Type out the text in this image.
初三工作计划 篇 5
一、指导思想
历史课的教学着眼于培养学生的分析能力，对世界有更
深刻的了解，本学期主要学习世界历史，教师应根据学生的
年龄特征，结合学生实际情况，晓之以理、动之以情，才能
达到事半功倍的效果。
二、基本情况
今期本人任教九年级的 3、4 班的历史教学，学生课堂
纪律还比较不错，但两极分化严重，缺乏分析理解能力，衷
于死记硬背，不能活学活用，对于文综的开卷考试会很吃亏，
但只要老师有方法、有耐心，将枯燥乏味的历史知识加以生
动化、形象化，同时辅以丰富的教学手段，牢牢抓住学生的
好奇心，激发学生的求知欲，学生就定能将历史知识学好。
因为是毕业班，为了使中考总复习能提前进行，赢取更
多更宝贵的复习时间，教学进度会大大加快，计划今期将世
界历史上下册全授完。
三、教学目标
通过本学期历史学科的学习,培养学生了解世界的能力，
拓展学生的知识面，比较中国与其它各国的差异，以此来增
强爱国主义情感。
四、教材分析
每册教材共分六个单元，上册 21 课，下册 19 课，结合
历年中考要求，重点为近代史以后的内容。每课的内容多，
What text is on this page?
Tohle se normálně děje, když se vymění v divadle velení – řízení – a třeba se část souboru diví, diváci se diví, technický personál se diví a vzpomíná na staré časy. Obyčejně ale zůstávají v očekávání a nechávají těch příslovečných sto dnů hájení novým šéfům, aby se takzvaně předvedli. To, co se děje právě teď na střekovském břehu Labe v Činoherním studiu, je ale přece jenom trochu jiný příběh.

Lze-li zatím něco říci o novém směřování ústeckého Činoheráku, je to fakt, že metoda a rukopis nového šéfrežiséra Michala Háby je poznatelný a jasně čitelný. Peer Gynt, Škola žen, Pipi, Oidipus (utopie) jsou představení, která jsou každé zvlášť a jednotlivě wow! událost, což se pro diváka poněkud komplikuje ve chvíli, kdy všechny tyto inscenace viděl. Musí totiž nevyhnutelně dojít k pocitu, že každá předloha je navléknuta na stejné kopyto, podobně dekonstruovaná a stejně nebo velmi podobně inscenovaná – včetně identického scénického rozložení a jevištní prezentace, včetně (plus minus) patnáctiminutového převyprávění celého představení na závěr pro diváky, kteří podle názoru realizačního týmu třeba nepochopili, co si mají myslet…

------------

Say how many lines above contain the string "třeba". Answer with the number only.

* _RESULT FOR THIS EXERCISE_
2